▸ **What you need to do**
Reproduce the lines of the material exactly, excluding every image.
_ _ _ _
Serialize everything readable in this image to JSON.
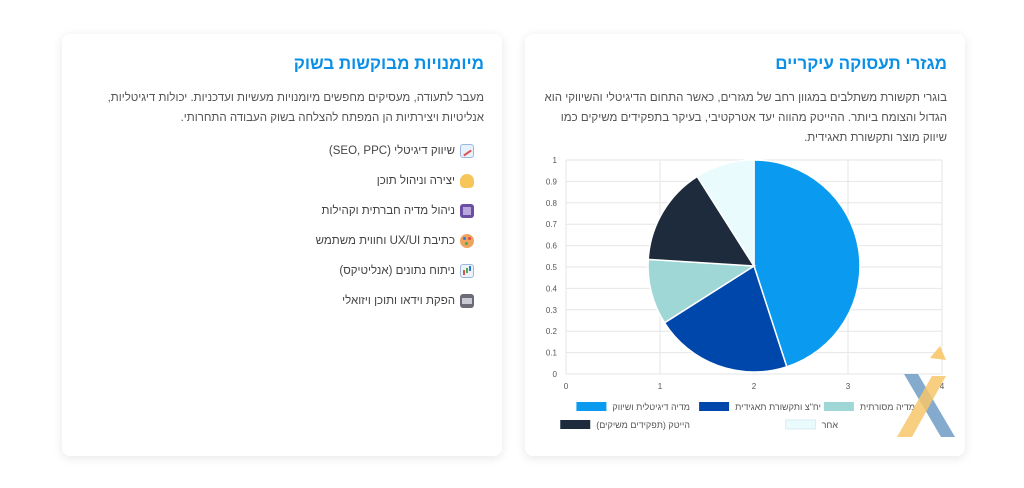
{
  "sectors_card": {
    "title": "מגזרי תעסוקה עיקריים",
    "text": "בוגרי תקשורת משתלבים במגוון רחב של מגזרים, כאשר התחום הדיגיטלי והשיווקי הוא הגדול והצומח ביותר. ההייטק מהווה יעד אטרקטיבי, בעיקר בתפקידים משיקים כמו שיווק מוצר ותקשורת תאגידית."
  },
  "skills_card": {
    "title": "מיומנויות מבוקשות בשוק",
    "text": "מעבר לתעודה, מעסיקים מחפשים מיומנויות מעשיות ועדכניות. יכולות דיגיטליות, אנליטיות ויצירתיות הן המפתח להצלחה בשוק העבודה התחרותי.",
    "skills": [
      {
        "label": "שיווק דיגיטלי (SEO, PPC)",
        "icon": "chart-increasing-icon"
      },
      {
        "label": "יצירה וניהול תוכן",
        "icon": "writing-hand-icon"
      },
      {
        "label": "ניהול מדיה חברתית וקהילות",
        "icon": "tablet-icon"
      },
      {
        "label": "כתיבת UX/UI וחווית משתמש",
        "icon": "palette-icon"
      },
      {
        "label": "ניתוח נתונים (אנליטיקס)",
        "icon": "bar-chart-icon"
      },
      {
        "label": "הפקת וידאו ותוכן ויזואלי",
        "icon": "video-camera-icon"
      }
    ]
  },
  "chart_data": {
    "type": "pie",
    "title": "",
    "slices": [
      {
        "label": "מדיה דיגיטלית ושיווק",
        "value": 45,
        "color": "#0a9bf0"
      },
      {
        "label": "יח\"צ ותקשורת תאגידית",
        "value": 21,
        "color": "#0047ab"
      },
      {
        "label": "מדיה מסורתית",
        "value": 10,
        "color": "#9fd7d6"
      },
      {
        "label": "הייטק (תפקידים משיקים)",
        "value": 15,
        "color": "#1e2b3c"
      },
      {
        "label": "אחר",
        "value": 9,
        "color": "#e9fbfd"
      }
    ],
    "x_ticks": [
      "0",
      "1",
      "2",
      "3",
      "4"
    ],
    "y_ticks": [
      "0",
      "0.1",
      "0.2",
      "0.3",
      "0.4",
      "0.5",
      "0.6",
      "0.7",
      "0.8",
      "0.9",
      "1"
    ],
    "xlim": [
      0,
      4
    ],
    "ylim": [
      0,
      1
    ],
    "grid": true,
    "legend_position": "bottom"
  },
  "logo": {
    "name": "x-logo-icon",
    "colors": [
      "#6f9bc6",
      "#f7c76a"
    ]
  }
}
_ _ _ _
▸ **Correct result**
Serialize everything readable in this image to JSON.
{
  "sectors_card": {
    "title": "מגזרי תעסוקה עיקריים",
    "text": "בוגרי תקשורת משתלבים במגוון רחב של מגזרים, כאשר התחום הדיגיטלי והשיווקי הוא הגדול והצומח ביותר. ההייטק מהווה יעד אטרקטיבי, בעיקר בתפקידים משיקים כמו שיווק מוצר ותקשורת תאגידית."
  },
  "skills_card": {
    "title": "מיומנויות מבוקשות בשוק",
    "text": "מעבר לתעודה, מעסיקים מחפשים מיומנויות מעשיות ועדכניות. יכולות דיגיטליות, אנליטיות ויצירתיות הן המפתח להצלחה בשוק העבודה התחרותי.",
    "skills": [
      {
        "label": "שיווק דיגיטלי (SEO, PPC)",
        "icon": "chart-increasing-icon"
      },
      {
        "label": "יצירה וניהול תוכן",
        "icon": "writing-hand-icon"
      },
      {
        "label": "ניהול מדיה חברתית וקהילות",
        "icon": "tablet-icon"
      },
      {
        "label": "כתיבת UX/UI וחווית משתמש",
        "icon": "palette-icon"
      },
      {
        "label": "ניתוח נתונים (אנליטיקס)",
        "icon": "bar-chart-icon"
      },
      {
        "label": "הפקת וידאו ותוכן ויזואלי",
        "icon": "video-camera-icon"
      }
    ]
  },
  "chart_data": {
    "type": "pie",
    "title": "",
    "slices": [
      {
        "label": "מדיה דיגיטלית ושיווק",
        "value": 45,
        "color": "#0a9bf0"
      },
      {
        "label": "יח\"צ ותקשורת תאגידית",
        "value": 21,
        "color": "#0047ab"
      },
      {
        "label": "מדיה מסורתית",
        "value": 10,
        "color": "#9fd7d6"
      },
      {
        "label": "הייטק (תפקידים משיקים)",
        "value": 15,
        "color": "#1e2b3c"
      },
      {
        "label": "אחר",
        "value": 9,
        "color": "#e9fbfd"
      }
    ],
    "x_ticks": [
      "0",
      "1",
      "2",
      "3",
      "4"
    ],
    "y_ticks": [
      "0",
      "0.1",
      "0.2",
      "0.3",
      "0.4",
      "0.5",
      "0.6",
      "0.7",
      "0.8",
      "0.9",
      "1"
    ],
    "xlim": [
      0,
      4
    ],
    "ylim": [
      0,
      1
    ],
    "grid": true,
    "legend_position": "bottom"
  },
  "logo": {
    "name": "x-logo-icon",
    "colors": [
      "#6f9bc6",
      "#f7c76a"
    ]
  }
}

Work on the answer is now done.